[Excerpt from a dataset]
★ ★ ★ ★ ★

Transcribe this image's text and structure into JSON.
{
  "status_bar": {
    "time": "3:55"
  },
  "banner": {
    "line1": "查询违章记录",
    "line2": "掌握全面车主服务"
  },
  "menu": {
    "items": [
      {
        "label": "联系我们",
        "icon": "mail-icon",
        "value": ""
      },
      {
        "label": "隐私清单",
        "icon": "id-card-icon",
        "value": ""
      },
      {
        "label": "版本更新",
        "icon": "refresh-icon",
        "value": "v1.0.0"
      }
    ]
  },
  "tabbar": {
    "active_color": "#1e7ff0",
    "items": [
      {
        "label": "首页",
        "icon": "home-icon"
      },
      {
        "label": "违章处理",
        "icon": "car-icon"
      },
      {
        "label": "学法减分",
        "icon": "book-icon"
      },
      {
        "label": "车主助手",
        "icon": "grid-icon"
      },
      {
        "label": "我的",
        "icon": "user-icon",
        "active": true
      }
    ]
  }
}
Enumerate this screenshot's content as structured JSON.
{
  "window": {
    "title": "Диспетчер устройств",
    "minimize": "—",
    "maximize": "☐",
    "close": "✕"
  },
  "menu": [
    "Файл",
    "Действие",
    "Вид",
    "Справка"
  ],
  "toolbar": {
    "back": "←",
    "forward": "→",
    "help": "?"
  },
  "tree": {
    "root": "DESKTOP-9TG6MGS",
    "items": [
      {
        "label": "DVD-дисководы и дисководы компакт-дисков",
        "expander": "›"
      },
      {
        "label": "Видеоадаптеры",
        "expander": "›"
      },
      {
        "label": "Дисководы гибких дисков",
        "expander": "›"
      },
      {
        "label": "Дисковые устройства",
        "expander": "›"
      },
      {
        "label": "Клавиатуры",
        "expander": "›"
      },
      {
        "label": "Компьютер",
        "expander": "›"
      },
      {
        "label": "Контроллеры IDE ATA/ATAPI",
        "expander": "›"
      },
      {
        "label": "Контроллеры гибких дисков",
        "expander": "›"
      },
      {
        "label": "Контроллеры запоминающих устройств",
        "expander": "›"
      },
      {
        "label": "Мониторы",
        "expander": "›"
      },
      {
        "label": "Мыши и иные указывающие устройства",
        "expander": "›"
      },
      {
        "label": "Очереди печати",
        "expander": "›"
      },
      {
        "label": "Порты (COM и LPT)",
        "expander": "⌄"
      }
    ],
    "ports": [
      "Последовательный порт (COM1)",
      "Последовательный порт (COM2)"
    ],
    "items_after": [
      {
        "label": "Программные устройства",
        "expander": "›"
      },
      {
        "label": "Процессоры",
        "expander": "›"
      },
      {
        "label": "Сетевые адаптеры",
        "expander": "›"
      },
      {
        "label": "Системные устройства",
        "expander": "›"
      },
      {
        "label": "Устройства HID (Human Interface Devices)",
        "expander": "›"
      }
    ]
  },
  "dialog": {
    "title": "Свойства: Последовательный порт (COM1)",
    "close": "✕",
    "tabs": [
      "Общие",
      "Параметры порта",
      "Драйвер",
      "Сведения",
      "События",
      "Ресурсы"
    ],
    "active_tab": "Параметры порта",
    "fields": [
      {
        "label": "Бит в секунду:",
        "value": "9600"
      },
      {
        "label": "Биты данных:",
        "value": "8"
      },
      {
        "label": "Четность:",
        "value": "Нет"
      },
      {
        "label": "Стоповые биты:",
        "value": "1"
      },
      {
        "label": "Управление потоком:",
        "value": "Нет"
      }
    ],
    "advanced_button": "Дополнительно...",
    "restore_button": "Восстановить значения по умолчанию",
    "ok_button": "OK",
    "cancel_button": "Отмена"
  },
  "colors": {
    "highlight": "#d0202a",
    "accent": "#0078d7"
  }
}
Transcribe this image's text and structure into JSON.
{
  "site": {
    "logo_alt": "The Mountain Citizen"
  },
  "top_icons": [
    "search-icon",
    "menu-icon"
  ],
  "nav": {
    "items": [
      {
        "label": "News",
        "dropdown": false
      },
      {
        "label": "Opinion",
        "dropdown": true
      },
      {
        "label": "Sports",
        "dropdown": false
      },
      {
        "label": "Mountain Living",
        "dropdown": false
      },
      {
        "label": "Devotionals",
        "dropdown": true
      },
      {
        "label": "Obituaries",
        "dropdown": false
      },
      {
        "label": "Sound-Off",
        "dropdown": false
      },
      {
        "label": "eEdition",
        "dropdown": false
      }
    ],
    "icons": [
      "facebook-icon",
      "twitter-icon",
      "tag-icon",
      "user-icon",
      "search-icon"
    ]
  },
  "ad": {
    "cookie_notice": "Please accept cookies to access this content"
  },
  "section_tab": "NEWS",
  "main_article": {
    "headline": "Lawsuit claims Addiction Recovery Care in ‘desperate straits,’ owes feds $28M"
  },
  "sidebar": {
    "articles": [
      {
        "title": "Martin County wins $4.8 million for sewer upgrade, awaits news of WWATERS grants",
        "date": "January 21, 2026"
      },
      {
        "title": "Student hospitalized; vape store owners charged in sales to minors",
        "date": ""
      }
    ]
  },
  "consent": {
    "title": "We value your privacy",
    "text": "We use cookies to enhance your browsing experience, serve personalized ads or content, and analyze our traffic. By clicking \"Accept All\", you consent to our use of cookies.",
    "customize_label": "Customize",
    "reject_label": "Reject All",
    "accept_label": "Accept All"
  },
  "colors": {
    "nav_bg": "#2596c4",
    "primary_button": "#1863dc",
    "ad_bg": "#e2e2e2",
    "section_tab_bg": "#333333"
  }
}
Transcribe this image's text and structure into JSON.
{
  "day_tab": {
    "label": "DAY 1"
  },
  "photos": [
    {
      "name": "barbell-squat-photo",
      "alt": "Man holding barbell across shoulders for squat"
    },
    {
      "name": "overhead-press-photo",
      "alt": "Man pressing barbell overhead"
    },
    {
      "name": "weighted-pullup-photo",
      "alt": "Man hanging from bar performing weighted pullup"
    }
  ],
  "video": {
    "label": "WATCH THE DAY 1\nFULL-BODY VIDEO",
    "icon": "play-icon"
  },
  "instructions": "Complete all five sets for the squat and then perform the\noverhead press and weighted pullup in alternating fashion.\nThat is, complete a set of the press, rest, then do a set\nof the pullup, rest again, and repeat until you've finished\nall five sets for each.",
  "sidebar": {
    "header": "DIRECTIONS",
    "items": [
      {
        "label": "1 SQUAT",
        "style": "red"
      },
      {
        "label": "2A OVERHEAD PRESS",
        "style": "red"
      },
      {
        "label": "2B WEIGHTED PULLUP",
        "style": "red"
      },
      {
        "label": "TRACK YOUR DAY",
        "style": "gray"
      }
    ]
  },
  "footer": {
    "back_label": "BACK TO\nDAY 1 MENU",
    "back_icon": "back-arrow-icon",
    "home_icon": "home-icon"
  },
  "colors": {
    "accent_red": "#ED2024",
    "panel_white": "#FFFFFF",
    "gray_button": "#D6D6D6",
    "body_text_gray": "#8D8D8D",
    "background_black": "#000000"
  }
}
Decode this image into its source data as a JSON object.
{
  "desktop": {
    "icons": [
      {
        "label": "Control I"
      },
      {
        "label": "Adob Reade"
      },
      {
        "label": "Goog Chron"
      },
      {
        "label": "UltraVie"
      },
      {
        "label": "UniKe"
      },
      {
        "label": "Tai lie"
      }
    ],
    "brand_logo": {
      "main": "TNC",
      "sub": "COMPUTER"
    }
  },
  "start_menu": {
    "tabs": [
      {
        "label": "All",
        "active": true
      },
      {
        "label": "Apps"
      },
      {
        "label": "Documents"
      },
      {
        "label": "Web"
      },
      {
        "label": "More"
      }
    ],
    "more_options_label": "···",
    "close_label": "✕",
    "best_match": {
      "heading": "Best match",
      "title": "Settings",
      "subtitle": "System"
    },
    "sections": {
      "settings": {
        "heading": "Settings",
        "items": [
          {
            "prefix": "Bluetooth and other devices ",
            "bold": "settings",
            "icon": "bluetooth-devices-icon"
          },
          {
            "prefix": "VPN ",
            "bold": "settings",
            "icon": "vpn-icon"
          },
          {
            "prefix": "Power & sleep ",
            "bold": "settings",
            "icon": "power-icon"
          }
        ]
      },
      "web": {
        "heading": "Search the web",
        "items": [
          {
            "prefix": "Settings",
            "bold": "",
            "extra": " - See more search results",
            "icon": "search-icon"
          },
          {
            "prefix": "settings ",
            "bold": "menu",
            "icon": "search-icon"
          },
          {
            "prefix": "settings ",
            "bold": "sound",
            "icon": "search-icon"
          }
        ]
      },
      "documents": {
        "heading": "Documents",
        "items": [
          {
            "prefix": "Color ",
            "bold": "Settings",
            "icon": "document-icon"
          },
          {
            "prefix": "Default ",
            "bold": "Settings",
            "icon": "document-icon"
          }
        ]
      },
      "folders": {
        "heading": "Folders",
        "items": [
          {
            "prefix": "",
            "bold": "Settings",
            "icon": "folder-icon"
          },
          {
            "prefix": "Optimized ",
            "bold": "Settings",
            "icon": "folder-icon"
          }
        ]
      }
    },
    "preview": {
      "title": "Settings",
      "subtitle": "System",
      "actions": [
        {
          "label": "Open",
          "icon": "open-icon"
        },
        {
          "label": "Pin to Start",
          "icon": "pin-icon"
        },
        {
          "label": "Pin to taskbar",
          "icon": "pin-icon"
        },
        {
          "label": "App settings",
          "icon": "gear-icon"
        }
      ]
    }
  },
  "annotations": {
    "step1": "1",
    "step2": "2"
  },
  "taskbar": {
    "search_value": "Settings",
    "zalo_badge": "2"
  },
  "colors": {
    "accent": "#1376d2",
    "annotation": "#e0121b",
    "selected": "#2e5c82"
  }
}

★ ★ ★ ★ ★

WHAT THIS TASK INVOLVES -
Give only the number of lines in the records that contain the string "Mountain".

COMPLETE RESPONSE -
2